* begin Recorded data *

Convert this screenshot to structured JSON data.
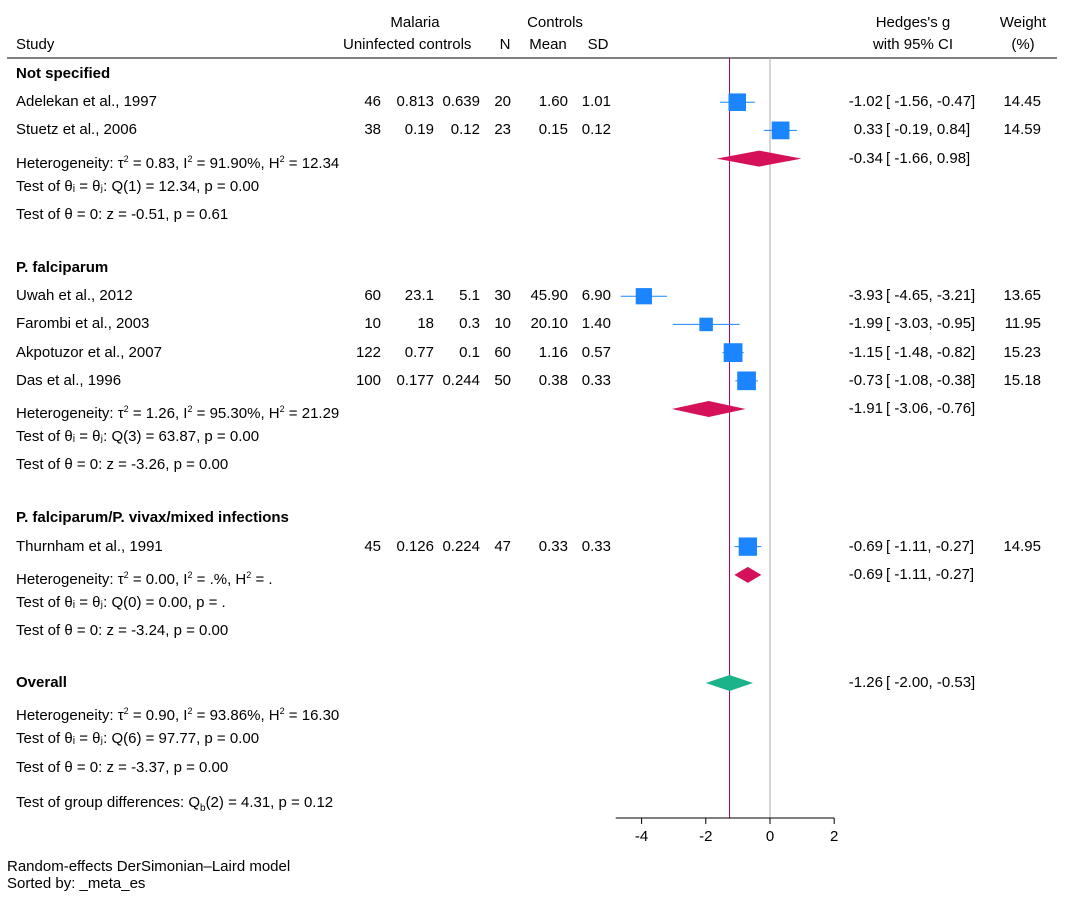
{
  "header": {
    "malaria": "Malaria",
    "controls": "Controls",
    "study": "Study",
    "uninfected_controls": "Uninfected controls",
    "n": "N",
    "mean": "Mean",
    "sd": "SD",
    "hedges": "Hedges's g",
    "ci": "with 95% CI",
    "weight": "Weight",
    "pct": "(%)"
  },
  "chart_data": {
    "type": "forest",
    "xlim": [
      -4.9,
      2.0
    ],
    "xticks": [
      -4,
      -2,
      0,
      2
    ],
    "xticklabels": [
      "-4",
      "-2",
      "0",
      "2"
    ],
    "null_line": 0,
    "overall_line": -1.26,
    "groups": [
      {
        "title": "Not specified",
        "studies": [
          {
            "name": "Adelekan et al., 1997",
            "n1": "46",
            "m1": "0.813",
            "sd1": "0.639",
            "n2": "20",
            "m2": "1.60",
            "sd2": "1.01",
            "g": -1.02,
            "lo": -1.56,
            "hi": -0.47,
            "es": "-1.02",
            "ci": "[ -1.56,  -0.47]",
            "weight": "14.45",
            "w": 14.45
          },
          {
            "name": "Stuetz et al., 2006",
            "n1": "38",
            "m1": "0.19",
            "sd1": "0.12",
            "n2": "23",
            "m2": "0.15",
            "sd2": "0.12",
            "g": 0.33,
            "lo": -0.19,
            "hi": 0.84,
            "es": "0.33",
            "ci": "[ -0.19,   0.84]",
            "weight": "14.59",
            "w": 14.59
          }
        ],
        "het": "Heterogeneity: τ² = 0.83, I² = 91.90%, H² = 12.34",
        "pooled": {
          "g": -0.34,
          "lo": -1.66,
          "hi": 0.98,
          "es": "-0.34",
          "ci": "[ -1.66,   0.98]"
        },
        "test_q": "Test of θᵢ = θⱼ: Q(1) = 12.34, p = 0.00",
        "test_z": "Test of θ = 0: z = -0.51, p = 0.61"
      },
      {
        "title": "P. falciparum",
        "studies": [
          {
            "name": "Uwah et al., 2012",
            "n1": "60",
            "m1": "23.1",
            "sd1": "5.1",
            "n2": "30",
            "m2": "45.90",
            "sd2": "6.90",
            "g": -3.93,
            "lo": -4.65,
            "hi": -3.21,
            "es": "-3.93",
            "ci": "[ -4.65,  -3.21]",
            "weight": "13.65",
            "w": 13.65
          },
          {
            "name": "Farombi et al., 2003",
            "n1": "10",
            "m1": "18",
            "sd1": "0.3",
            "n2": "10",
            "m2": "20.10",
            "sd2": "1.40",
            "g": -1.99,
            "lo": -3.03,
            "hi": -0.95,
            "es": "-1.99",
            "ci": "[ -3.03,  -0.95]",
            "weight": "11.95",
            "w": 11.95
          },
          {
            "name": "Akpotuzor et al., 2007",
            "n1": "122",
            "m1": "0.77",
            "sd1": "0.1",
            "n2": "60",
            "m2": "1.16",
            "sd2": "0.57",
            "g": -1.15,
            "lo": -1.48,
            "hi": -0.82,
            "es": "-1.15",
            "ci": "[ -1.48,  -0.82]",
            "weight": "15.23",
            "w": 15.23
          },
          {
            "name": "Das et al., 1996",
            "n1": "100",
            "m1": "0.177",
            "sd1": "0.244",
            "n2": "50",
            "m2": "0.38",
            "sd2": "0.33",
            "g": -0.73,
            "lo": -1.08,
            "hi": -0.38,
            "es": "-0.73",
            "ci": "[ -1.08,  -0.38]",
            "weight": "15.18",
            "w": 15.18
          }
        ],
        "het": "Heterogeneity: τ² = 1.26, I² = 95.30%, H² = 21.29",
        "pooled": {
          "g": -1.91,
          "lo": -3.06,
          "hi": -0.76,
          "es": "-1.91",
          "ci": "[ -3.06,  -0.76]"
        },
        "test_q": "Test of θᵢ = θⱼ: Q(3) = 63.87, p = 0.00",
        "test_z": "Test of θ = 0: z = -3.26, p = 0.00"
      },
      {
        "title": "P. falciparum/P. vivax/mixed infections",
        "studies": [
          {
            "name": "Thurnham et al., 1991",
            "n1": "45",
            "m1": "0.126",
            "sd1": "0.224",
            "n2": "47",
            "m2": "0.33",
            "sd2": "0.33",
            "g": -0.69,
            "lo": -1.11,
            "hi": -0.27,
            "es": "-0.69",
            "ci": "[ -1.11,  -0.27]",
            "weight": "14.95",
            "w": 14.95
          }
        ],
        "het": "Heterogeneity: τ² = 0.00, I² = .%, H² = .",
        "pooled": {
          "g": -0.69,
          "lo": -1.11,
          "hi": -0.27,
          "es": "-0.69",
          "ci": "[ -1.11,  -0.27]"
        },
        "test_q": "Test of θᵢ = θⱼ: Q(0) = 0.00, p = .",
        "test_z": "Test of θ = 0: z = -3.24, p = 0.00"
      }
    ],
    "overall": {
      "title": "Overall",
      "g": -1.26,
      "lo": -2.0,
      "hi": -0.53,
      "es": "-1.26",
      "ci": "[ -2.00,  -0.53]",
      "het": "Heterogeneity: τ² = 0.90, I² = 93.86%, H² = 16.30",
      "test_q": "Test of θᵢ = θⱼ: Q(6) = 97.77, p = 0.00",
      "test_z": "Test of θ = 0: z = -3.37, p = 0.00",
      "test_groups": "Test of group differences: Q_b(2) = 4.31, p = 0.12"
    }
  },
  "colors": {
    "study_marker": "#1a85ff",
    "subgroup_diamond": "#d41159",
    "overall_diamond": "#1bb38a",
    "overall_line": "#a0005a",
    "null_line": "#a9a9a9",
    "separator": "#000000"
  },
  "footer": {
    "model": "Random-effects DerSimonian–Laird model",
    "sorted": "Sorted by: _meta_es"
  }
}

* end Recorded data *

Brief:
Omitting all images, print the listing exactly.

Answer to this task:
Convert this screenshot to structured JSON data.
{
  "header": {
    "malaria": "Malaria",
    "controls": "Controls",
    "study": "Study",
    "uninfected_controls": "Uninfected controls",
    "n": "N",
    "mean": "Mean",
    "sd": "SD",
    "hedges": "Hedges's g",
    "ci": "with 95% CI",
    "weight": "Weight",
    "pct": "(%)"
  },
  "chart_data": {
    "type": "forest",
    "xlim": [
      -4.9,
      2.0
    ],
    "xticks": [
      -4,
      -2,
      0,
      2
    ],
    "xticklabels": [
      "-4",
      "-2",
      "0",
      "2"
    ],
    "null_line": 0,
    "overall_line": -1.26,
    "groups": [
      {
        "title": "Not specified",
        "studies": [
          {
            "name": "Adelekan et al., 1997",
            "n1": "46",
            "m1": "0.813",
            "sd1": "0.639",
            "n2": "20",
            "m2": "1.60",
            "sd2": "1.01",
            "g": -1.02,
            "lo": -1.56,
            "hi": -0.47,
            "es": "-1.02",
            "ci": "[ -1.56,  -0.47]",
            "weight": "14.45",
            "w": 14.45
          },
          {
            "name": "Stuetz et al., 2006",
            "n1": "38",
            "m1": "0.19",
            "sd1": "0.12",
            "n2": "23",
            "m2": "0.15",
            "sd2": "0.12",
            "g": 0.33,
            "lo": -0.19,
            "hi": 0.84,
            "es": "0.33",
            "ci": "[ -0.19,   0.84]",
            "weight": "14.59",
            "w": 14.59
          }
        ],
        "het": "Heterogeneity: τ² = 0.83, I² = 91.90%, H² = 12.34",
        "pooled": {
          "g": -0.34,
          "lo": -1.66,
          "hi": 0.98,
          "es": "-0.34",
          "ci": "[ -1.66,   0.98]"
        },
        "test_q": "Test of θᵢ = θⱼ: Q(1) = 12.34, p = 0.00",
        "test_z": "Test of θ = 0: z = -0.51, p = 0.61"
      },
      {
        "title": "P. falciparum",
        "studies": [
          {
            "name": "Uwah et al., 2012",
            "n1": "60",
            "m1": "23.1",
            "sd1": "5.1",
            "n2": "30",
            "m2": "45.90",
            "sd2": "6.90",
            "g": -3.93,
            "lo": -4.65,
            "hi": -3.21,
            "es": "-3.93",
            "ci": "[ -4.65,  -3.21]",
            "weight": "13.65",
            "w": 13.65
          },
          {
            "name": "Farombi et al., 2003",
            "n1": "10",
            "m1": "18",
            "sd1": "0.3",
            "n2": "10",
            "m2": "20.10",
            "sd2": "1.40",
            "g": -1.99,
            "lo": -3.03,
            "hi": -0.95,
            "es": "-1.99",
            "ci": "[ -3.03,  -0.95]",
            "weight": "11.95",
            "w": 11.95
          },
          {
            "name": "Akpotuzor et al., 2007",
            "n1": "122",
            "m1": "0.77",
            "sd1": "0.1",
            "n2": "60",
            "m2": "1.16",
            "sd2": "0.57",
            "g": -1.15,
            "lo": -1.48,
            "hi": -0.82,
            "es": "-1.15",
            "ci": "[ -1.48,  -0.82]",
            "weight": "15.23",
            "w": 15.23
          },
          {
            "name": "Das et al., 1996",
            "n1": "100",
            "m1": "0.177",
            "sd1": "0.244",
            "n2": "50",
            "m2": "0.38",
            "sd2": "0.33",
            "g": -0.73,
            "lo": -1.08,
            "hi": -0.38,
            "es": "-0.73",
            "ci": "[ -1.08,  -0.38]",
            "weight": "15.18",
            "w": 15.18
          }
        ],
        "het": "Heterogeneity: τ² = 1.26, I² = 95.30%, H² = 21.29",
        "pooled": {
          "g": -1.91,
          "lo": -3.06,
          "hi": -0.76,
          "es": "-1.91",
          "ci": "[ -3.06,  -0.76]"
        },
        "test_q": "Test of θᵢ = θⱼ: Q(3) = 63.87, p = 0.00",
        "test_z": "Test of θ = 0: z = -3.26, p = 0.00"
      },
      {
        "title": "P. falciparum/P. vivax/mixed infections",
        "studies": [
          {
            "name": "Thurnham et al., 1991",
            "n1": "45",
            "m1": "0.126",
            "sd1": "0.224",
            "n2": "47",
            "m2": "0.33",
            "sd2": "0.33",
            "g": -0.69,
            "lo": -1.11,
            "hi": -0.27,
            "es": "-0.69",
            "ci": "[ -1.11,  -0.27]",
            "weight": "14.95",
            "w": 14.95
          }
        ],
        "het": "Heterogeneity: τ² = 0.00, I² = .%, H² = .",
        "pooled": {
          "g": -0.69,
          "lo": -1.11,
          "hi": -0.27,
          "es": "-0.69",
          "ci": "[ -1.11,  -0.27]"
        },
        "test_q": "Test of θᵢ = θⱼ: Q(0) = 0.00, p = .",
        "test_z": "Test of θ = 0: z = -3.24, p = 0.00"
      }
    ],
    "overall": {
      "title": "Overall",
      "g": -1.26,
      "lo": -2.0,
      "hi": -0.53,
      "es": "-1.26",
      "ci": "[ -2.00,  -0.53]",
      "het": "Heterogeneity: τ² = 0.90, I² = 93.86%, H² = 16.30",
      "test_q": "Test of θᵢ = θⱼ: Q(6) = 97.77, p = 0.00",
      "test_z": "Test of θ = 0: z = -3.37, p = 0.00",
      "test_groups": "Test of group differences: Q_b(2) = 4.31, p = 0.12"
    }
  },
  "colors": {
    "study_marker": "#1a85ff",
    "subgroup_diamond": "#d41159",
    "overall_diamond": "#1bb38a",
    "overall_line": "#a0005a",
    "null_line": "#a9a9a9",
    "separator": "#000000"
  },
  "footer": {
    "model": "Random-effects DerSimonian–Laird model",
    "sorted": "Sorted by: _meta_es"
  }
}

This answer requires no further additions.